Work to do:
Track down each line that has the word "Simulated" and copy it.

Material provided:
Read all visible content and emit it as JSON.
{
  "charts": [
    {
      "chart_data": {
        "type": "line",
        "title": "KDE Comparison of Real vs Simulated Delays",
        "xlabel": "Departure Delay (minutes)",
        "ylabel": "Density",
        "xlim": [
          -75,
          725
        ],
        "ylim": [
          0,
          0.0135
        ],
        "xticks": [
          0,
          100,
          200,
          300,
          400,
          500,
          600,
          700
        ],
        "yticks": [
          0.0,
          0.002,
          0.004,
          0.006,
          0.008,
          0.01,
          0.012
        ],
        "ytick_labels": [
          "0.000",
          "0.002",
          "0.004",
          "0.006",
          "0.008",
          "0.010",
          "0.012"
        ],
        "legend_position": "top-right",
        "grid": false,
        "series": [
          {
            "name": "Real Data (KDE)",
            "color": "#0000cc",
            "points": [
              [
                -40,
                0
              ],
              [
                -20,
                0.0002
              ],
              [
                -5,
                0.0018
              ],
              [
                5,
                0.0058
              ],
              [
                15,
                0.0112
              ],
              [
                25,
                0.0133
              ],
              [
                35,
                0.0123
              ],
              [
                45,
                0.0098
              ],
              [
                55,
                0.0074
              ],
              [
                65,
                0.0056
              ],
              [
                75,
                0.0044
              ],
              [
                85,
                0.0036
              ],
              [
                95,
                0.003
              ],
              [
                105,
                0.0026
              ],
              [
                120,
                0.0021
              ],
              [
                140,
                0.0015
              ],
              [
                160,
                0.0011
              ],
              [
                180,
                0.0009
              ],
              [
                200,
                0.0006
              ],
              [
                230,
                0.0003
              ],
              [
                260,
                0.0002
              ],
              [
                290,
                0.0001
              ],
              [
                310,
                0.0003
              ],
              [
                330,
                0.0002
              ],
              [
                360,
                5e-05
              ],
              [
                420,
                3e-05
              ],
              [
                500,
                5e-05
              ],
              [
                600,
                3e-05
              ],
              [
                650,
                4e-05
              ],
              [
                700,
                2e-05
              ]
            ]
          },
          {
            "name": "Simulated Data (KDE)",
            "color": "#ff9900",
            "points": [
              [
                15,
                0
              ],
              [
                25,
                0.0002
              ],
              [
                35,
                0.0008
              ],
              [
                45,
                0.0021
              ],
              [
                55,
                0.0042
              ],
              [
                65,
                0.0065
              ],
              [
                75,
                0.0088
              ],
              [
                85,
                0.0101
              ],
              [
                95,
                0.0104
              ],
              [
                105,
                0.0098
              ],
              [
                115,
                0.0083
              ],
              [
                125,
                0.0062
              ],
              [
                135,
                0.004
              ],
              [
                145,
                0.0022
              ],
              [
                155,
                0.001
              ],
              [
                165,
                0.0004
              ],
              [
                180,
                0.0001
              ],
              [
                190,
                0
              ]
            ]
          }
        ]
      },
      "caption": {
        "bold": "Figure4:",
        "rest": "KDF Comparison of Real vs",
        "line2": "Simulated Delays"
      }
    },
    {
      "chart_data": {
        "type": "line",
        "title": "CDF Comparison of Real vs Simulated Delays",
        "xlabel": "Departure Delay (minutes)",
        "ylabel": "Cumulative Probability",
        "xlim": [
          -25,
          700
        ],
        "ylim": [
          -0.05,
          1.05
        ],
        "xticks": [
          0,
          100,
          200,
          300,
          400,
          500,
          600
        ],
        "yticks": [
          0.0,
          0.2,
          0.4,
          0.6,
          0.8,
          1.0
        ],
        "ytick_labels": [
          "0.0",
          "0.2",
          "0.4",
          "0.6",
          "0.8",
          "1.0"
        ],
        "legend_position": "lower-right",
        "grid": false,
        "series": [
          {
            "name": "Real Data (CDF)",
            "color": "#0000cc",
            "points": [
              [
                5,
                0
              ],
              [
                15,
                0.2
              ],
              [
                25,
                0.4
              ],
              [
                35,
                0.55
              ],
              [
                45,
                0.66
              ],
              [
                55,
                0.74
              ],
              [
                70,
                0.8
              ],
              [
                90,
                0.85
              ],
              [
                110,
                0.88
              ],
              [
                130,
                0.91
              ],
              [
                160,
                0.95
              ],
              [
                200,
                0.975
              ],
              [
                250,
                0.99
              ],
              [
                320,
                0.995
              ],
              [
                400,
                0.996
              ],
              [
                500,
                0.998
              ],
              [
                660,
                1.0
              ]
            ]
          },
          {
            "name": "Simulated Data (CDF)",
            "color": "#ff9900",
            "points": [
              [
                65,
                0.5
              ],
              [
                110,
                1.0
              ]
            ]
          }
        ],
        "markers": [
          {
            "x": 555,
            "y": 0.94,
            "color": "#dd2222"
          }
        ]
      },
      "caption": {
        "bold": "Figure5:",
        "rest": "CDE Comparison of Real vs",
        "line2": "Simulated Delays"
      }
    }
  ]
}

Solved problem:
        "title": "KDE Comparison of Real vs Simulated Delays",
            "name": "Simulated Data (KDE)",
        "line2": "Simulated Delays"
        "title": "CDF Comparison of Real vs Simulated Delays",
            "name": "Simulated Data (CDF)",
        "line2": "Simulated Delays"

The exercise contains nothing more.